----- DATA RECORDS
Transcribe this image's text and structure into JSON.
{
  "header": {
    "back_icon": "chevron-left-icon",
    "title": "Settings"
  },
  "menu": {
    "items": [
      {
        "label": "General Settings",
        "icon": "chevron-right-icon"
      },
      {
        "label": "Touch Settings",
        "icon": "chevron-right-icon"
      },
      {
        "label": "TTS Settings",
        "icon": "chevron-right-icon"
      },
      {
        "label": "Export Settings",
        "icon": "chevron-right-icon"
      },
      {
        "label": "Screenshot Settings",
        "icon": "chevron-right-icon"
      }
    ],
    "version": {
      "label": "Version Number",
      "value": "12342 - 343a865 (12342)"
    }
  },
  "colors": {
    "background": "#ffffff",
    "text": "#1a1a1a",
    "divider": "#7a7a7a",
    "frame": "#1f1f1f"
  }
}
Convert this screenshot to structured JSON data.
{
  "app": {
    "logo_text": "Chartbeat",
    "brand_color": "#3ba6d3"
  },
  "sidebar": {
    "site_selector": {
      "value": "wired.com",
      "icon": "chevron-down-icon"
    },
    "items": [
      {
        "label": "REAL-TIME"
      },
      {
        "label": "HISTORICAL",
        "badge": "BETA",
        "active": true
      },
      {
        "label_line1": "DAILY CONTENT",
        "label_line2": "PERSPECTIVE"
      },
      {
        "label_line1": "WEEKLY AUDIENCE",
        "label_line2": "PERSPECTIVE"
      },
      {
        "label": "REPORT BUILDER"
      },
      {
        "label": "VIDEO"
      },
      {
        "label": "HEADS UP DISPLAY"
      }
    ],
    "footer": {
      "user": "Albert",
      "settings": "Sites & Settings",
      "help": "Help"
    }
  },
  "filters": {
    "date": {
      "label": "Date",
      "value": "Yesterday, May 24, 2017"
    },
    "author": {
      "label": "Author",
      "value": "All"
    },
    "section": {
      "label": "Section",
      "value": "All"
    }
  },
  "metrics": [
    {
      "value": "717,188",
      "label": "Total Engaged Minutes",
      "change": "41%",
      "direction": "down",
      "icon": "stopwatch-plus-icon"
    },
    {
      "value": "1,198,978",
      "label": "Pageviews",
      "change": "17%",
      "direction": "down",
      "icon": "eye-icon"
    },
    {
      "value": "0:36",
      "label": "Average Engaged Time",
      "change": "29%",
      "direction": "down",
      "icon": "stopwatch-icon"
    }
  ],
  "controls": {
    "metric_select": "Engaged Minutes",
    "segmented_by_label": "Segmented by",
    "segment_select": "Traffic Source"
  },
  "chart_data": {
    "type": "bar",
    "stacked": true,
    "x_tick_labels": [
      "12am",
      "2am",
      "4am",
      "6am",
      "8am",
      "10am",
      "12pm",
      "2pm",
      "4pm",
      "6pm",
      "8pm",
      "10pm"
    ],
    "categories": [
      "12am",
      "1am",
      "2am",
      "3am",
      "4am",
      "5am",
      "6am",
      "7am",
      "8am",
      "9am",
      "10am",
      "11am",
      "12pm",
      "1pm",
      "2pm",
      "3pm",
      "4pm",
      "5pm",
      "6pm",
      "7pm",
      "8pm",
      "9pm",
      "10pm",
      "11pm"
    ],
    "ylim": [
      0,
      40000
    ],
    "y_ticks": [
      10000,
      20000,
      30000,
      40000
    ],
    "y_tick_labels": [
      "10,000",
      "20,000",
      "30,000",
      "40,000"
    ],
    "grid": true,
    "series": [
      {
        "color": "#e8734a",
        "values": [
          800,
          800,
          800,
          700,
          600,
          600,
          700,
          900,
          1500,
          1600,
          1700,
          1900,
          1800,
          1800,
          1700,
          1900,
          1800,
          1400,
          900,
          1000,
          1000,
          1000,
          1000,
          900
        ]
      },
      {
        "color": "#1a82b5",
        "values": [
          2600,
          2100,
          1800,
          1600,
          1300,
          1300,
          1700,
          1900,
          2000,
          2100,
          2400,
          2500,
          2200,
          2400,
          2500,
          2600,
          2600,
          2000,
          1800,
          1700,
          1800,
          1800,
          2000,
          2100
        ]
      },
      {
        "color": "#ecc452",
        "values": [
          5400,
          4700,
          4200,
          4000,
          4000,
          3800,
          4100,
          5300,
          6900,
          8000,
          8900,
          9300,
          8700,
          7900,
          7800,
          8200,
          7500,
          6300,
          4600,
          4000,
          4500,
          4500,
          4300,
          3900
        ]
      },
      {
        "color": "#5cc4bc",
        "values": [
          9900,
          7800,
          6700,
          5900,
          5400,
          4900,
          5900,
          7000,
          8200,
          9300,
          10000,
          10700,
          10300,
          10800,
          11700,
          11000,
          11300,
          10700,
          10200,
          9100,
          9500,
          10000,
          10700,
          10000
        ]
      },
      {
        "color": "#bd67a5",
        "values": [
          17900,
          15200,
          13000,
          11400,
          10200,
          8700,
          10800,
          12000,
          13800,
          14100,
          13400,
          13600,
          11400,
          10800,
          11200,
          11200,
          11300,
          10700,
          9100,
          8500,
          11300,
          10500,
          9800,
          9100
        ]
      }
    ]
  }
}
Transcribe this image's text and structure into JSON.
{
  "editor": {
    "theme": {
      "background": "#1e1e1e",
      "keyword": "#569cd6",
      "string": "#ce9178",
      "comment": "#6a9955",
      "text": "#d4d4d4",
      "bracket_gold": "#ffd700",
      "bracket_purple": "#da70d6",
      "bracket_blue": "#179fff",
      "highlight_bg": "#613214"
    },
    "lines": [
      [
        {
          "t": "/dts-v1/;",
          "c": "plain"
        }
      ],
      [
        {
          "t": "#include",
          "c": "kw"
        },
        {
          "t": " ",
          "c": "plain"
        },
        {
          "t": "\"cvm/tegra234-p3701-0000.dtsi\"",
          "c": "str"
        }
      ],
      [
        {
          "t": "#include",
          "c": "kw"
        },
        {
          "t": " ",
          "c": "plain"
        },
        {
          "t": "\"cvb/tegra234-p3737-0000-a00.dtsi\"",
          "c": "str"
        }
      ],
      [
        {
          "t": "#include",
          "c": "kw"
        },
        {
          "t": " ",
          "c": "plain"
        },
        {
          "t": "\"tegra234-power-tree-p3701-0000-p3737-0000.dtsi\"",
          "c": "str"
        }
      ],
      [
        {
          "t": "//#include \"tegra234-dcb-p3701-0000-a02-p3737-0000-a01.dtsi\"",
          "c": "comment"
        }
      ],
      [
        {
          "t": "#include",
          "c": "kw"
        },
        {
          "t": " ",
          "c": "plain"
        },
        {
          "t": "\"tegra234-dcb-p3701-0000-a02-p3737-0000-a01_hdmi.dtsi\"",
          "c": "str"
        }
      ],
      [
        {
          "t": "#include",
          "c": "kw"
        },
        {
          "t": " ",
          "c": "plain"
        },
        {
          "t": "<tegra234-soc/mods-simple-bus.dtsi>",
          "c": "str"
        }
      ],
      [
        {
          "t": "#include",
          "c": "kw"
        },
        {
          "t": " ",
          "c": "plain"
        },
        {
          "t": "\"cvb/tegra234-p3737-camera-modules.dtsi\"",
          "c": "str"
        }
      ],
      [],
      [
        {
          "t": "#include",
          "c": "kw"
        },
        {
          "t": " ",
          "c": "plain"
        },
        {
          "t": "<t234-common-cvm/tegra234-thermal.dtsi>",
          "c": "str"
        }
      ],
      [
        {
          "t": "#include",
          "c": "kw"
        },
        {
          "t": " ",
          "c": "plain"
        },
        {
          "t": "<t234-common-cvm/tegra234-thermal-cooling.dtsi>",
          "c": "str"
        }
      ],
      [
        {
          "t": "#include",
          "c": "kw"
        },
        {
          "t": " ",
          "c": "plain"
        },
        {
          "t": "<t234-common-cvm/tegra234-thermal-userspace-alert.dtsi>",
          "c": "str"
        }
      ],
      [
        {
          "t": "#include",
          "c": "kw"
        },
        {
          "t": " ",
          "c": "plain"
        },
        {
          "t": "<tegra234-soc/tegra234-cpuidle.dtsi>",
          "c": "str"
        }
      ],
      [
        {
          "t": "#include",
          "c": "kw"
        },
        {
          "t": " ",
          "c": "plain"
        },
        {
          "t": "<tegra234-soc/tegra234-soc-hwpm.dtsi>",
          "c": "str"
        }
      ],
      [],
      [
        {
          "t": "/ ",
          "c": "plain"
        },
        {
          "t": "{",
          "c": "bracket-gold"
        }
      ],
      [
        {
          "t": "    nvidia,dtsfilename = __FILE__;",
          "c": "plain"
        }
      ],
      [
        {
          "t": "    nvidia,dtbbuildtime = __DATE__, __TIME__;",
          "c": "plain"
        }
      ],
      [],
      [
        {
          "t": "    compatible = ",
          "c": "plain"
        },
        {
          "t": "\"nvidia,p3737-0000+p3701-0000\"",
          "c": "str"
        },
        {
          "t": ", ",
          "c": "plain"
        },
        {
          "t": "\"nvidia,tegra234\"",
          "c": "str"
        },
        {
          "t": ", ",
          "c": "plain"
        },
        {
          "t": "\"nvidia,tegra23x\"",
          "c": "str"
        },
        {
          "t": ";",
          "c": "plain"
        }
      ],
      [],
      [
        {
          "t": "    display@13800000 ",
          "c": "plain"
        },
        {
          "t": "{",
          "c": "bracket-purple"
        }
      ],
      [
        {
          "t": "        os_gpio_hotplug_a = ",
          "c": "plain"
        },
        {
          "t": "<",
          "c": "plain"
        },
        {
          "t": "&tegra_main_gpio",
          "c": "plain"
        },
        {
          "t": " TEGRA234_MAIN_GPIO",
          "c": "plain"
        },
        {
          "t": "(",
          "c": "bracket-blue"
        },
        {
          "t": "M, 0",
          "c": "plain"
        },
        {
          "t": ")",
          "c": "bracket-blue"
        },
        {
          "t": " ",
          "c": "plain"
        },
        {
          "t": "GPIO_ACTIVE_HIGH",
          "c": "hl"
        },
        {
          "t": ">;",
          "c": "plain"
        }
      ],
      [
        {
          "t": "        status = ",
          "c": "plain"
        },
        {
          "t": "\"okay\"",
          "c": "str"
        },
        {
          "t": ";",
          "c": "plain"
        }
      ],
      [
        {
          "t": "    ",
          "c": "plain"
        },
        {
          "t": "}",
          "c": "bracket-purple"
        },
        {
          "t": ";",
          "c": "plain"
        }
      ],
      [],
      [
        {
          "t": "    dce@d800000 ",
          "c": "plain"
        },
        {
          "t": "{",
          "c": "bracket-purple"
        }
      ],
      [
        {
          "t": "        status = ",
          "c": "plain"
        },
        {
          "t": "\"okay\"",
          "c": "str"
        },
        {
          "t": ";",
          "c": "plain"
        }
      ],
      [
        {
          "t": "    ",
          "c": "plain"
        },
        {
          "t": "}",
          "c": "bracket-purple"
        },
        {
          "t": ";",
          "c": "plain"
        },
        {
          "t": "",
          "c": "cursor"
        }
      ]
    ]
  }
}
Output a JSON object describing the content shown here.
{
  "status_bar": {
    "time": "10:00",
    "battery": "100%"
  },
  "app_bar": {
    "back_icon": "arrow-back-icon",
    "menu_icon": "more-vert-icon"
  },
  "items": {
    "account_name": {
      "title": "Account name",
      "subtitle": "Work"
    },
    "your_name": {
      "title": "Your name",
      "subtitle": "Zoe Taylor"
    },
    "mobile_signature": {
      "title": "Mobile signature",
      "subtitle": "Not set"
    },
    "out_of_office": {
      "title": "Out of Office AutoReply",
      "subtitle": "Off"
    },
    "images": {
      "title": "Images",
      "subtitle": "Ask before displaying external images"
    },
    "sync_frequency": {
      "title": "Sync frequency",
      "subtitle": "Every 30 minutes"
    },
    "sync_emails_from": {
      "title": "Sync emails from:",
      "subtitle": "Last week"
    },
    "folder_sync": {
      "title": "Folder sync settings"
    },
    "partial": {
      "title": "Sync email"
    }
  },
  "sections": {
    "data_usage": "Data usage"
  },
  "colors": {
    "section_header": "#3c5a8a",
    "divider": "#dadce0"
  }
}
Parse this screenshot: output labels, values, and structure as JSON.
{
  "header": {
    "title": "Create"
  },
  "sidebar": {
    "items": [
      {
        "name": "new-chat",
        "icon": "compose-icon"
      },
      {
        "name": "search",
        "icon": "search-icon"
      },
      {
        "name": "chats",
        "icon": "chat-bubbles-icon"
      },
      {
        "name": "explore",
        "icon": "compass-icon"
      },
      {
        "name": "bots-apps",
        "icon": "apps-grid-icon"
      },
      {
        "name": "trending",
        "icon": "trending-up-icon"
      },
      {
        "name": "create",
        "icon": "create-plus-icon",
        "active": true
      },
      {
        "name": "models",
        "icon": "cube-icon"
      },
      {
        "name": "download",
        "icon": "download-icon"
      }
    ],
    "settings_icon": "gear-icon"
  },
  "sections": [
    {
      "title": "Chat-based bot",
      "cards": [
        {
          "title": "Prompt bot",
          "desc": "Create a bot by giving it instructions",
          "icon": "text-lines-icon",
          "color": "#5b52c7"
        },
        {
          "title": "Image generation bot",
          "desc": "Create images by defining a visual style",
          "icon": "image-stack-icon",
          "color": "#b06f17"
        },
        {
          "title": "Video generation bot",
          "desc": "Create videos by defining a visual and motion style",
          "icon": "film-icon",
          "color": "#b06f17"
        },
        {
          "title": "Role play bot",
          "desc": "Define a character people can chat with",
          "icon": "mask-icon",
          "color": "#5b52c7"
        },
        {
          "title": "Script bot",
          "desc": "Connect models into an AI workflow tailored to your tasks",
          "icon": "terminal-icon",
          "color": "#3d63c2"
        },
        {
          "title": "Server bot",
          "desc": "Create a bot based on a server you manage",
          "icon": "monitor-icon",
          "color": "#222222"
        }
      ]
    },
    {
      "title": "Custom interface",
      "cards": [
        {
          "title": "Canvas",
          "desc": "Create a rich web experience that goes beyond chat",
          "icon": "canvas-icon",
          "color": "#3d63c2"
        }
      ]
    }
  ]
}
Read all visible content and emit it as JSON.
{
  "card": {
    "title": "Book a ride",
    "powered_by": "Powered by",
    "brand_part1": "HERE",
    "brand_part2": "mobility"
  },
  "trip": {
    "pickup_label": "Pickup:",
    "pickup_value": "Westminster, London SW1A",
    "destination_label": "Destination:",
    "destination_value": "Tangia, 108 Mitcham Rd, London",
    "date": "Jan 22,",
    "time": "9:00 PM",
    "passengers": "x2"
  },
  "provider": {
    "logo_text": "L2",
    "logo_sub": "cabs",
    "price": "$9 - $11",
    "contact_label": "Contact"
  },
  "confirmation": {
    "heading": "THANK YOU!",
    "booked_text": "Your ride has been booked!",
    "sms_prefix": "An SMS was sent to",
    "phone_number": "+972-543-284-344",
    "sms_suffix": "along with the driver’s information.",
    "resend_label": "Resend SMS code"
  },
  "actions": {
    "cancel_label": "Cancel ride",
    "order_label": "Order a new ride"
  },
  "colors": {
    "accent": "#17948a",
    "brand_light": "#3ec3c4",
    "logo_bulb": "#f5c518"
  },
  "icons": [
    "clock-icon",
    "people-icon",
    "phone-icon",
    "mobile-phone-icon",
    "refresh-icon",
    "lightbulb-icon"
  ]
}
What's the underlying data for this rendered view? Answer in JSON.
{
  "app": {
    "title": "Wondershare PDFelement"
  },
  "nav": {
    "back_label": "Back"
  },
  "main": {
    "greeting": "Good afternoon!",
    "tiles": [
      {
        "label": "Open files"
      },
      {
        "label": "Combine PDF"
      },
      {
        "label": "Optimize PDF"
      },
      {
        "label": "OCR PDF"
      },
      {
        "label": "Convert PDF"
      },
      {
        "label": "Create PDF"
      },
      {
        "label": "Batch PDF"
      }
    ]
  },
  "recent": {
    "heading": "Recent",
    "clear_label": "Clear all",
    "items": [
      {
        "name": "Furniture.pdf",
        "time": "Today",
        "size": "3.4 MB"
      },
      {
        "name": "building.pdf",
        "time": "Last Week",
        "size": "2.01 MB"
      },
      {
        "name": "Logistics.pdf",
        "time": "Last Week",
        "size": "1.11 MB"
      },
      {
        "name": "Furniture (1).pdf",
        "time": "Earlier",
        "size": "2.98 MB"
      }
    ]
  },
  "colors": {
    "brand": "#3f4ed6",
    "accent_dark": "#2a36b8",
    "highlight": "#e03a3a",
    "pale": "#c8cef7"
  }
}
----------
§ **SHORT TASK**: Give every line of the material that includes the string "dtsi".

§ **RESPONSE FOR THIS EXERCISE**:
          "t": "\"cvm/tegra234-p3701-0000.dtsi\"",
          "t": "\"cvb/tegra234-p3737-0000-a00.dtsi\"",
          "t": "\"tegra234-power-tree-p3701-0000-p3737-0000.dtsi\"",
          "t": "//#include \"tegra234-dcb-p3701-0000-a02-p3737-0000-a01.dtsi\"",
          "t": "\"tegra234-dcb-p3701-0000-a02-p3737-0000-a01_hdmi.dtsi\"",
          "t": "<tegra234-soc/mods-simple-bus.dtsi>",
          "t": "\"cvb/tegra234-p3737-camera-modules.dtsi\"",
          "t": "<t234-common-cvm/tegra234-thermal.dtsi>",
          "t": "<t234-common-cvm/tegra234-thermal-cooling.dtsi>",
          "t": "<t234-common-cvm/tegra234-thermal-userspace-alert.dtsi>",
          "t": "<tegra234-soc/tegra234-cpuidle.dtsi>",
          "t": "<tegra234-soc/tegra234-soc-hwpm.dtsi>",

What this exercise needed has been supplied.